Your answer should be one number: the count of lines in these entries that hold the word "réfringentes".

RECORD LIST:
----------------
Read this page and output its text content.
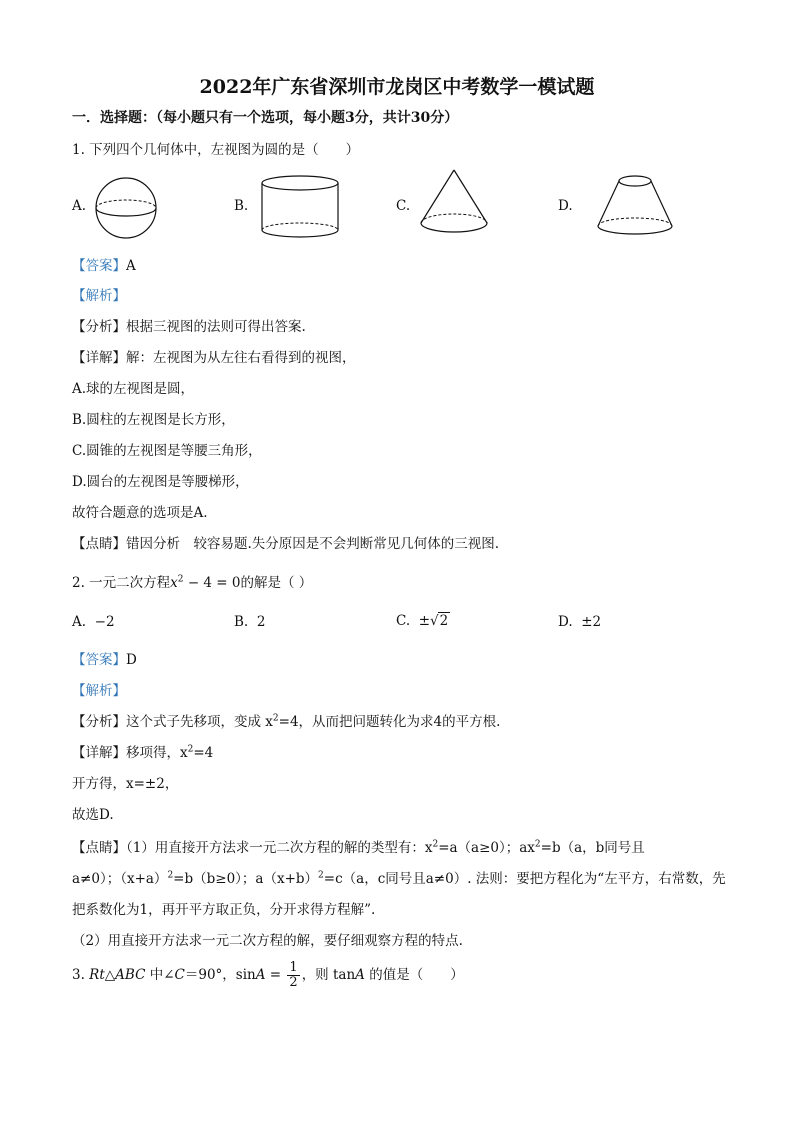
2022年广东省深圳市龙岗区中考数学一模试题
一．选择题：（每小题只有一个选项，每小题3分，共计30分）
1. 下列四个几何体中，左视图为圆的是（　　）
A.	B.	C.	D.
【答案】A
【解析】
【分析】根据三视图的法则可得出答案.
【详解】解：左视图为从左往右看得到的视图，
A.球的左视图是圆，
B.圆柱的左视图是长方形，
C.圆锥的左视图是等腰三角形，
D.圆台的左视图是等腰梯形，
故符合题意的选项是A.
【点睛】错因分析　较容易题.失分原因是不会判断常见几何体的三视图.
2. 一元二次方程$x^2 - 4 = 0$的解是（ ）
A. −2	B. 2	C. ±√2	D. ±2
【答案】D
【解析】
【分析】这个式子先移项，变成 $x^2=4$，从而把问题转化为求4的平方根.
【详解】移项得，$x^2=4$
开方得，x=±2，
故选D.
【点睛】（1）用直接开方法求一元二次方程的解的类型有：$x^2=a(a\ge 0)$；$ax^2=b(a$，b同号且
a≠0）；$(x+a)^2=b(b\ge 0)$；$a(x+b)^2=c(a$，c同号且a≠0）. 法则：要把方程化为“左平方，右常数，先
把系数化为1，再开平方取正负，分开求得方程解”.
（2）用直接开方法求一元二次方程的解，要仔细观察方程的特点.
3. Rt△ABC 中∠C＝90°，$\sin A = \frac{1}{2}$ ，则 tanA 的值是（　　）
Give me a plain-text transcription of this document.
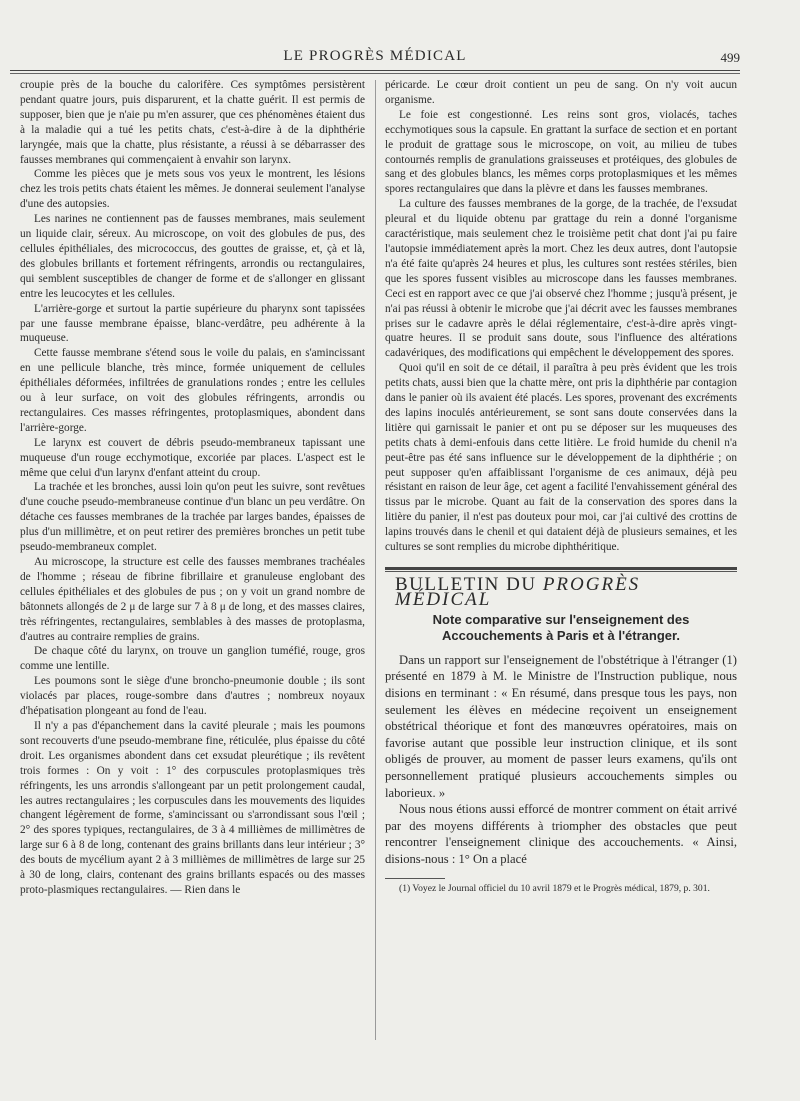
LE PROGRÈS MÉDICAL	499

croupie près de la bouche du calorifère. Ces symptômes persistèrent pendant quatre jours, puis disparurent, et la chatte guérit. Il est permis de supposer, bien que je n'aie pu m'en assurer, que ces phénomènes étaient dus à la maladie qui a tué les petits chats, c'est-à-dire à de la diphthérie laryngée, mais que la chatte, plus résistante, a réussi à se débarrasser des fausses membranes qui commençaient à envahir son larynx.

Comme les pièces que je mets sous vos yeux le montrent, les lésions chez les trois petits chats étaient les mêmes. Je donnerai seulement l'analyse d'une des autopsies.

Les narines ne contiennent pas de fausses membranes, mais seulement un liquide clair, séreux. Au microscope, on voit des globules de pus, des cellules épithéliales, des micrococcus, des gouttes de graisse, et, çà et là, des globules brillants et fortement réfringents, arrondis ou rectangulaires, qui semblent susceptibles de changer de forme et de s'allonger en glissant entre les leucocytes et les cellules.

L'arrière-gorge et surtout la partie supérieure du pharynx sont tapissées par une fausse membrane épaisse, blanc-verdâtre, peu adhérente à la muqueuse.

Cette fausse membrane s'étend sous le voile du palais, en s'amincissant en une pellicule blanche, très mince, formée uniquement de cellules épithéliales déformées, infiltrées de granulations rondes ; entre les cellules ou à leur surface, on voit des globules réfringents, arrondis ou rectangulaires. Ces masses réfringentes, protoplasmiques, abondent dans l'arrière-gorge.

Le larynx est couvert de débris pseudo-membraneux tapissant une muqueuse d'un rouge ecchymotique, excoriée par places. L'aspect est le même que celui d'un larynx d'enfant atteint du croup.

La trachée et les bronches, aussi loin qu'on peut les suivre, sont revêtues d'une couche pseudo-membraneuse continue d'un blanc un peu verdâtre. On détache ces fausses membranes de la trachée par larges bandes, épaisses de plus d'un millimètre, et on peut retirer des premières bronches un petit tube pseudo-membraneux complet.

Au microscope, la structure est celle des fausses membranes trachéales de l'homme ; réseau de fibrine fibrillaire et granuleuse englobant des cellules épithéliales et des globules de pus ; on y voit un grand nombre de bâtonnets allongés de 2 μ de large sur 7 à 8 μ de long, et des masses claires, très réfringentes, rectangulaires, semblables à des masses de protoplasma, d'autres au contraire remplies de grains.

De chaque côté du larynx, on trouve un ganglion tuméfié, rouge, gros comme une lentille.

Les poumons sont le siège d'une broncho-pneumonie double ; ils sont violacés par places, rouge-sombre dans d'autres ; nombreux noyaux d'hépatisation plongeant au fond de l'eau.

Il n'y a pas d'épanchement dans la cavité pleurale ; mais les poumons sont recouverts d'une pseudo-membrane fine, réticulée, plus épaisse du côté droit. Les organismes abondent dans cet exsudat pleurétique ; ils revêtent trois formes : On y voit : 1° des corpuscules protoplasmiques très réfringents, les uns arrondis s'allongeant par un petit prolongement caudal, les autres rectangulaires ; les corpuscules dans les mouvements des liquides changent légèrement de forme, s'amincissant ou s'arrondissant sous l'œil ; 2° des spores typiques, rectangulaires, de 3 à 4 millièmes de millimètres de large sur 6 à 8 de long, contenant des grains brillants dans leur intérieur ; 3° des bouts de mycélium ayant 2 à 3 millièmes de millimètres de large sur 25 à 30 de long, clairs, contenant des grains brillants espacés ou des masses proto-plasmiques rectangulaires. — Rien dans le

péricarde. Le cœur droit contient un peu de sang. On n'y voit aucun organisme.

Le foie est congestionné. Les reins sont gros, violacés, taches ecchymotiques sous la capsule. En grattant la surface de section et en portant le produit de grattage sous le microscope, on voit, au milieu de tubes contournés remplis de granulations graisseuses et protéiques, des globules de sang et des globules blancs, les mêmes corps protoplasmiques et les mêmes spores rectangulaires que dans la plèvre et dans les fausses membranes.

La culture des fausses membranes de la gorge, de la trachée, de l'exsudat pleural et du liquide obtenu par grattage du rein a donné l'organisme caractéristique, mais seulement chez le troisième petit chat dont j'ai pu faire l'autopsie immédiatement après la mort. Chez les deux autres, dont l'autopsie n'a été faite qu'après 24 heures et plus, les cultures sont restées stériles, bien que les spores fussent visibles au microscope dans les fausses membranes. Ceci est en rapport avec ce que j'ai observé chez l'homme ; jusqu'à présent, je n'ai pas réussi à obtenir le microbe que j'ai décrit avec les fausses membranes prises sur le cadavre après le délai réglementaire, c'est-à-dire après vingt-quatre heures. Il se produit sans doute, sous l'influence des altérations cadavériques, des modifications qui empêchent le développement des spores.

Quoi qu'il en soit de ce détail, il paraîtra à peu près évident que les trois petits chats, aussi bien que la chatte mère, ont pris la diphthérie par contagion dans le panier où ils avaient été placés. Les spores, provenant des excréments des lapins inoculés antérieurement, se sont sans doute conservées dans la litière qui garnissait le panier et ont pu se déposer sur les muqueuses des petits chats à demi-enfouis dans cette litière. Le froid humide du chenil n'a peut-être pas été sans influence sur le développement de la diphthérie ; on peut supposer qu'en affaiblissant l'organisme de ces animaux, déjà peu résistant en raison de leur âge, cet agent a facilité l'envahissement général des tissus par le microbe. Quant au fait de la conservation des spores dans la litière du panier, il n'est pas douteux pour moi, car j'ai cultivé des crottins de lapins trouvés dans le chenil et qui dataient déjà de plusieurs semaines, et les cultures se sont remplies du microbe diphthéritique.

BULLETIN DU PROGRÈS MÉDICAL
Note comparative sur l'enseignement des
Accouchements à Paris et à l'étranger.

Dans un rapport sur l'enseignement de l'obstétrique à l'étranger (1) présenté en 1879 à M. le Ministre de l'Instruction publique, nous disions en terminant : « En résumé, dans presque tous les pays, non seulement les élèves en médecine reçoivent un enseignement obstétrical théorique et font des manœuvres opératoires, mais on favorise autant que possible leur instruction clinique, et ils sont obligés de prouver, au moment de passer leurs examens, qu'ils ont personnellement pratiqué plusieurs accouchements simples ou laborieux. »

Nous nous étions aussi efforcé de montrer comment on était arrivé par des moyens différents à triompher des obstacles que peut rencontrer l'enseignement clinique des accouchements. « Ainsi, disions-nous : 1° On a placé

(1) Voyez le Journal officiel du 10 avril 1879 et le Progrès médical, 1879, p. 301.
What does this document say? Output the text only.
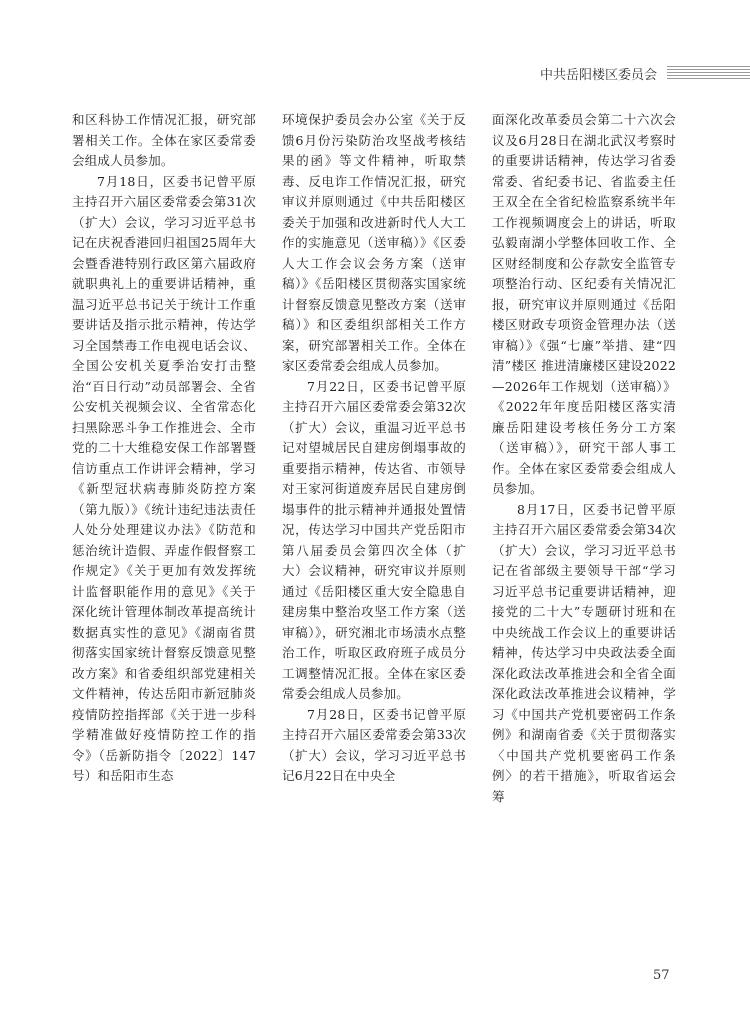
中共岳阳楼区委员会

和区科协工作情况汇报，研究部署相关工作。全体在家区委常委会组成人员参加。

7月18日，区委书记曾平原主持召开六届区委常委会第31次（扩大）会议，学习习近平总书记在庆祝香港回归祖国25周年大会暨香港特别行政区第六届政府就职典礼上的重要讲话精神，重温习近平总书记关于统计工作重要讲话及指示批示精神，传达学习全国禁毒工作电视电话会议、全国公安机关夏季治安打击整治“百日行动”动员部署会、全省公安机关视频会议、全省常态化扫黑除恶斗争工作推进会、全市党的二十大维稳安保工作部署暨信访重点工作讲评会精神，学习《新型冠状病毒肺炎防控方案（第九版）》《统计违纪违法责任人处分处理建议办法》《防范和惩治统计造假、弄虚作假督察工作规定》《关于更加有效发挥统计监督职能作用的意见》《关于深化统计管理体制改革提高统计数据真实性的意见》《湖南省贯彻落实国家统计督察反馈意见整改方案》和省委组织部党建相关文件精神，传达岳阳市新冠肺炎疫情防控指挥部《关于进一步科学精准做好疫情防控工作的指令》（岳新防指令〔2022〕147号）和岳阳市生态

环境保护委员会办公室《关于反馈6月份污染防治攻坚战考核结果的函》等文件精神，听取禁毒、反电诈工作情况汇报，研究审议并原则通过《中共岳阳楼区委关于加强和改进新时代人大工作的实施意见（送审稿）》《区委人大工作会议会务方案（送审稿）》《岳阳楼区贯彻落实国家统计督察反馈意见整改方案（送审稿）》和区委组织部相关工作方案，研究部署相关工作。全体在家区委常委会组成人员参加。

7月22日，区委书记曾平原主持召开六届区委常委会第32次（扩大）会议，重温习近平总书记对望城居民自建房倒塌事故的重要指示精神，传达省、市领导对王家河街道废弃居民自建房倒塌事件的批示精神并通报处置情况，传达学习中国共产党岳阳市第八届委员会第四次全体（扩大）会议精神，研究审议并原则通过《岳阳楼区重大安全隐患自建房集中整治攻坚工作方案（送审稿）》，研究湘北市场渍水点整治工作，听取区政府班子成员分工调整情况汇报。全体在家区委常委会组成人员参加。

7月28日，区委书记曾平原主持召开六届区委常委会第33次（扩大）会议，学习习近平总书记6月22日在中央全

面深化改革委员会第二十六次会议及6月28日在湖北武汉考察时的重要讲话精神，传达学习省委常委、省纪委书记、省监委主任王双全在全省纪检监察系统半年工作视频调度会上的讲话，听取弘毅南湖小学整体回收工作、全区财经制度和公存款安全监管专项整治行动、区纪委有关情况汇报，研究审议并原则通过《岳阳楼区财政专项资金管理办法（送审稿）》《强“七廉”举措、建“四清”楼区 推进清廉楼区建设2022—2026年工作规划（送审稿）》《2022年年度岳阳楼区落实清廉岳阳建设考核任务分工方案（送审稿）》，研究干部人事工作。全体在家区委常委会组成人员参加。

8月17日，区委书记曾平原主持召开六届区委常委会第34次（扩大）会议，学习习近平总书记在省部级主要领导干部“学习习近平总书记重要讲话精神，迎接党的二十大”专题研讨班和在中央统战工作会议上的重要讲话精神，传达学习中央政法委全面深化政法改革推进会和全省全面深化政法改革推进会议精神，学习《中国共产党机要密码工作条例》和湖南省委《关于贯彻落实〈中国共产党机要密码工作条例〉的若干措施》，听取省运会筹

57
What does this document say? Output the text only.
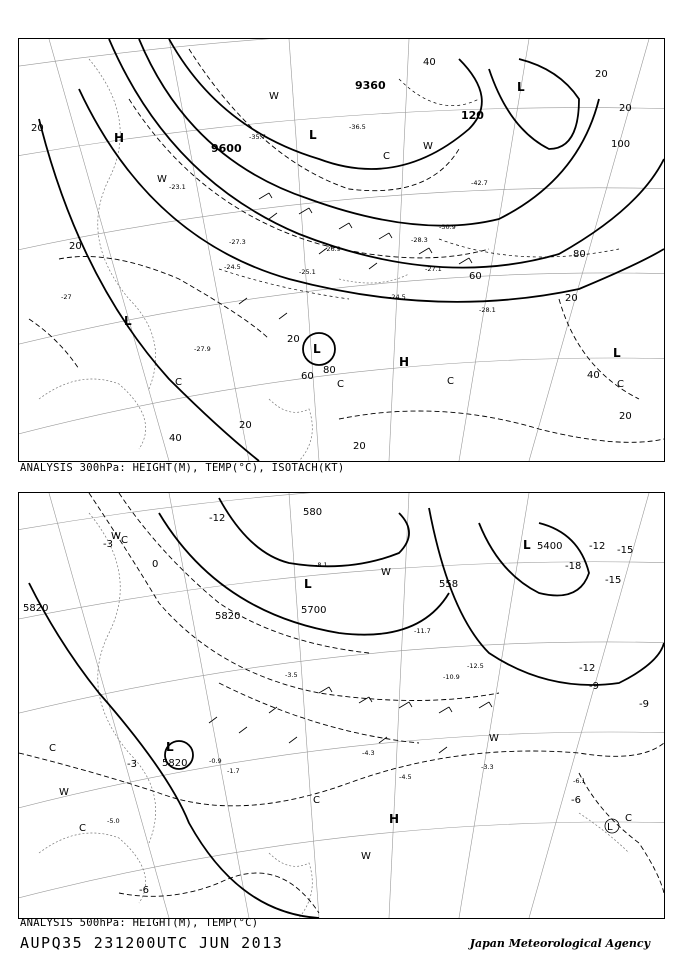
H	L
L
L
L
H
9600
9360
120
20
20
40
60
80
100
20
20
20
40
20
20
20
20
40
60
80
-27.3
-24.5
-24.5
-25.1
-26.9
-28.1
-27.9
-23.1
-28.3
-27.1
-42.7
-30.9
-36.5
-35.7
-27
C	C	C	C
C
W
W
W
L
ANALYSIS 300hPa: HEIGHT(M), TEMP(°C), ISOTACH(KT)
L
L
L
H
L
5820
5820
5700
558
5820
5400
580
-3
0
-6
-9
-12
-15
-18
-12
-9
-6
-3	-12 -15
-3.5
-4.3
-4.5
-3.3
-6.1
-10.9
-12.5
-11.7
-8.1
-5.0
-1.7
-0.9
C
C
C
C
C
W
W
W
W
W
ANALYSIS 500hPa: HEIGHT(M), TEMP(°C)
AUPQ35 231200UTC JUN 2013	Japan Meteorological Agency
----------------
RIGHT ANSWER: 2